Problem to work on
Write out only the tail of the records, beginning at the line containing "Decode this image" and including the last line, exactly as written.

Data
[Begin]
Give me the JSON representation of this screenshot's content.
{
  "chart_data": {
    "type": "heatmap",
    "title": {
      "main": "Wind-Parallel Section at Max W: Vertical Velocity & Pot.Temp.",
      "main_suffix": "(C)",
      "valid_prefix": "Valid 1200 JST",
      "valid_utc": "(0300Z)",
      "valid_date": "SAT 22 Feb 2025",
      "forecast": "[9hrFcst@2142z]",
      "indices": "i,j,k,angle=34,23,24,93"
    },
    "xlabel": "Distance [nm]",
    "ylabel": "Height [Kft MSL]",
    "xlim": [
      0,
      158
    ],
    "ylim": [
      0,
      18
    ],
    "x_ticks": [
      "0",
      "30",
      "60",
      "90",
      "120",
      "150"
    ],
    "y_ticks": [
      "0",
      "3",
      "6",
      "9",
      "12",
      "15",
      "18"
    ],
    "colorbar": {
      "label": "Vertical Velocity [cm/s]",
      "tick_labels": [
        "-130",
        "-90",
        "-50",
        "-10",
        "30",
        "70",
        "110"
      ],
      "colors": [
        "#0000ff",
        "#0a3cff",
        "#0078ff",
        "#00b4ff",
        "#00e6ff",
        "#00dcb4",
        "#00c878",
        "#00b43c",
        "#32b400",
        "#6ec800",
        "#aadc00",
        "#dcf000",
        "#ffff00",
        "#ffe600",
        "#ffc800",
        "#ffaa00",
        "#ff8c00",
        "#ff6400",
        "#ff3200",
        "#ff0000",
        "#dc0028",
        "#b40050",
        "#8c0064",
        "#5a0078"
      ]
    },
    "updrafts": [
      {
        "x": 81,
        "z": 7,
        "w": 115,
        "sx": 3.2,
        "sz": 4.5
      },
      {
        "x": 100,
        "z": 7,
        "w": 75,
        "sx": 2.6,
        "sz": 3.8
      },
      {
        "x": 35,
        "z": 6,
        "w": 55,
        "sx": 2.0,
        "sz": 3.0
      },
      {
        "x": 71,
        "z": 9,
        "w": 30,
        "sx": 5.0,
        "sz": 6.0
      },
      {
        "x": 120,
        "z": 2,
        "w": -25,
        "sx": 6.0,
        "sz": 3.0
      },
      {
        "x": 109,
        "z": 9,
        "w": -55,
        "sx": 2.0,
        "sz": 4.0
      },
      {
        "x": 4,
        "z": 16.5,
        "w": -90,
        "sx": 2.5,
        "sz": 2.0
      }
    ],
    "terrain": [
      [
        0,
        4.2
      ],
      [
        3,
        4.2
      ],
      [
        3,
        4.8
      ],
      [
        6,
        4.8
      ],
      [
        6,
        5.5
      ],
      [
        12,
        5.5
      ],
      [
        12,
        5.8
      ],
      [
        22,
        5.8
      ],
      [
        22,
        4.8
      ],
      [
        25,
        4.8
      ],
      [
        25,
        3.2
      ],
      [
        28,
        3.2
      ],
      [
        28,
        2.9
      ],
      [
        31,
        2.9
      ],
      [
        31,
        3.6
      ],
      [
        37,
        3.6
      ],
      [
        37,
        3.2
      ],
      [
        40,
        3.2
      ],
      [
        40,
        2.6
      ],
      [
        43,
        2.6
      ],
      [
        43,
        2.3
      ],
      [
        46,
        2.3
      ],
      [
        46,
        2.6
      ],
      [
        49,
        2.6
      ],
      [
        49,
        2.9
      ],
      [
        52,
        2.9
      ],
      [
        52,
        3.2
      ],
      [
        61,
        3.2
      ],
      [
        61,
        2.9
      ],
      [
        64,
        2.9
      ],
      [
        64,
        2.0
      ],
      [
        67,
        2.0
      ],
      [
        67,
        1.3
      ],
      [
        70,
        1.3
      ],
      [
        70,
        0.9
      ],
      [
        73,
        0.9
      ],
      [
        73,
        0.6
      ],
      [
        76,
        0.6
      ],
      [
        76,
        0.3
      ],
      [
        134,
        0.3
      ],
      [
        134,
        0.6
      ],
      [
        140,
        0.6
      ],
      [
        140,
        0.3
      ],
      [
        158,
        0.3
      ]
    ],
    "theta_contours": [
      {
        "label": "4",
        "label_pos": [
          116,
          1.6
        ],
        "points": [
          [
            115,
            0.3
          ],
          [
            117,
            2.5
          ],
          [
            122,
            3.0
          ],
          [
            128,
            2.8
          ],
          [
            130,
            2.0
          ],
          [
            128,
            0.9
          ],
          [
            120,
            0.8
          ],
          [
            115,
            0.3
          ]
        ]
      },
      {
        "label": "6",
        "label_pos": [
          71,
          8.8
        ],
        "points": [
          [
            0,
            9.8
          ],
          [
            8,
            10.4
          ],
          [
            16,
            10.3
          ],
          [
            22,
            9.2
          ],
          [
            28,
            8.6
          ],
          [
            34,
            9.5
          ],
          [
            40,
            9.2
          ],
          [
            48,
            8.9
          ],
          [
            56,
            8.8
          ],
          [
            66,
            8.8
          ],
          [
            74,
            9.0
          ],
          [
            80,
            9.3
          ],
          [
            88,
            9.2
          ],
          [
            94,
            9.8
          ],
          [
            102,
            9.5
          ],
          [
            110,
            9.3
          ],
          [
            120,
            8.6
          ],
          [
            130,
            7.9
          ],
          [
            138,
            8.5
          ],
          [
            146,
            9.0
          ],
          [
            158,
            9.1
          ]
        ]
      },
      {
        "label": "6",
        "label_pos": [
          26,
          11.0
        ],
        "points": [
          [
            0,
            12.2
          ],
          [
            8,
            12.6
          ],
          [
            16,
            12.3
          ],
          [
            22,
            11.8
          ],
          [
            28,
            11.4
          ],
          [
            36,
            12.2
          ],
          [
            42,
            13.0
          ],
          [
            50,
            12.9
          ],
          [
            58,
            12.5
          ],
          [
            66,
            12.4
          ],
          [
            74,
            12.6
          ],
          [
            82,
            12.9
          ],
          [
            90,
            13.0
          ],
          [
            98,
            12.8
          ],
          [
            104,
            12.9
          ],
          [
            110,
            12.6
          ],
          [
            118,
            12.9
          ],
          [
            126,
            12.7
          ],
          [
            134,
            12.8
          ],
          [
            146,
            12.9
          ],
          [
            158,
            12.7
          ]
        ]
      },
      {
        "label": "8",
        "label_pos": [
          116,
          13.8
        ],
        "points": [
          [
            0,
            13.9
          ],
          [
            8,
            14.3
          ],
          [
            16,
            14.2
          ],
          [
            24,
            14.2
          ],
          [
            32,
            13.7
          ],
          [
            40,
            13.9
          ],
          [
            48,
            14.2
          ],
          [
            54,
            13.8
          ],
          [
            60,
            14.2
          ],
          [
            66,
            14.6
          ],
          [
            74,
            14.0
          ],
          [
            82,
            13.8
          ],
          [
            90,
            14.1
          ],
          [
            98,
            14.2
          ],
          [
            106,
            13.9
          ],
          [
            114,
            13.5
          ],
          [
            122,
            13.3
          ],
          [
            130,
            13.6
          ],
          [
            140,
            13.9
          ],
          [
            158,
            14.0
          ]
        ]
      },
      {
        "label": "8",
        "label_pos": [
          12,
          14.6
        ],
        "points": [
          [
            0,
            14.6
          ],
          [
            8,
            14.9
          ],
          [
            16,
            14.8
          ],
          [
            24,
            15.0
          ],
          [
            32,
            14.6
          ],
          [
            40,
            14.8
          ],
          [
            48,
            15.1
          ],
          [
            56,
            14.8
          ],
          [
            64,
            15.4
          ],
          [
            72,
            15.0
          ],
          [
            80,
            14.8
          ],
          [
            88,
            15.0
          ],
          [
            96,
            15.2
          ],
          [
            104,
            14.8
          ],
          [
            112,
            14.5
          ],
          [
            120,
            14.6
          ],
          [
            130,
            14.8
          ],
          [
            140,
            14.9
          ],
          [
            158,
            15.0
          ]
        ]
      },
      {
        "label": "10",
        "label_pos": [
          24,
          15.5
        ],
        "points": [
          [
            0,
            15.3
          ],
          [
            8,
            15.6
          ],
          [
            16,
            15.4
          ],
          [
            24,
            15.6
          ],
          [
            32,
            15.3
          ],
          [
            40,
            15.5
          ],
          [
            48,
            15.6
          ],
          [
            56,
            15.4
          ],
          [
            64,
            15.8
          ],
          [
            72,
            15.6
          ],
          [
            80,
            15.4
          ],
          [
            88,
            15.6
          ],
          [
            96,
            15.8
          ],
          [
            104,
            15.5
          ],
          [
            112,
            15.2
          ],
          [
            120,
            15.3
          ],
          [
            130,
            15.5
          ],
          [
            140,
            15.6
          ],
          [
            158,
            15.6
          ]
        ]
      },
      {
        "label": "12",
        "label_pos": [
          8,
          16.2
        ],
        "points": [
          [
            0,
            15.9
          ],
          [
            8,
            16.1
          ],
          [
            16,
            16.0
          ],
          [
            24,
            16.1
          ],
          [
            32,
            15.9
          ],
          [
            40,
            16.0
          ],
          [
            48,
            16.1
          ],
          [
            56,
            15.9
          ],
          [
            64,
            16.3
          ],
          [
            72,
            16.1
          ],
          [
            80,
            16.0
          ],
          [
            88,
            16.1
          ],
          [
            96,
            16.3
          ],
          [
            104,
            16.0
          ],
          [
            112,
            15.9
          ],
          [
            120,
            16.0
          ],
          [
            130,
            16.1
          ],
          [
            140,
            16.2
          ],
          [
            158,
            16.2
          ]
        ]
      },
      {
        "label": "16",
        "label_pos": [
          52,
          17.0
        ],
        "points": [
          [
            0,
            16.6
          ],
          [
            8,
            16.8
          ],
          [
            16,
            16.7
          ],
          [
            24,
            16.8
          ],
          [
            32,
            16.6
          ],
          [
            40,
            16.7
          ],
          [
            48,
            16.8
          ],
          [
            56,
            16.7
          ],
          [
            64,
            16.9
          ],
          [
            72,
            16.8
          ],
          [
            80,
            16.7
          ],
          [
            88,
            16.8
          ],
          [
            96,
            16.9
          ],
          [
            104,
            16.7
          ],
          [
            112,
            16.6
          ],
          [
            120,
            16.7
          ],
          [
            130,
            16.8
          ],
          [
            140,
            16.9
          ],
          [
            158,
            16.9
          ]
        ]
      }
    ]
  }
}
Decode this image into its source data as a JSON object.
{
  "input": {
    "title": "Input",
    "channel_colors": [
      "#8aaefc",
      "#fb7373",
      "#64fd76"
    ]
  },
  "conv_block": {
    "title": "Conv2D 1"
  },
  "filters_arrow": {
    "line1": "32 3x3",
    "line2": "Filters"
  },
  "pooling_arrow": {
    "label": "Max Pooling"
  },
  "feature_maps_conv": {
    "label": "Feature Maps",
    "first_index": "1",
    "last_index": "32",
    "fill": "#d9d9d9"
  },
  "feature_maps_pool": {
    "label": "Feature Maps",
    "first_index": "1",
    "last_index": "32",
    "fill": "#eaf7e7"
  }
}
[End]
Written answer
Decode this image into its source data as a JSON object.
{
  "input": {
    "title": "Input",
    "channel_colors": [
      "#8aaefc",
      "#fb7373",
      "#64fd76"
    ]
  },
  "conv_block": {
    "title": "Conv2D 1"
  },
  "filters_arrow": {
    "line1": "32 3x3",
    "line2": "Filters"
  },
  "pooling_arrow": {
    "label": "Max Pooling"
  },
  "feature_maps_conv": {
    "label": "Feature Maps",
    "first_index": "1",
    "last_index": "32",
    "fill": "#d9d9d9"
  },
  "feature_maps_pool": {
    "label": "Feature Maps",
    "first_index": "1",
    "last_index": "32",
    "fill": "#eaf7e7"
  }
}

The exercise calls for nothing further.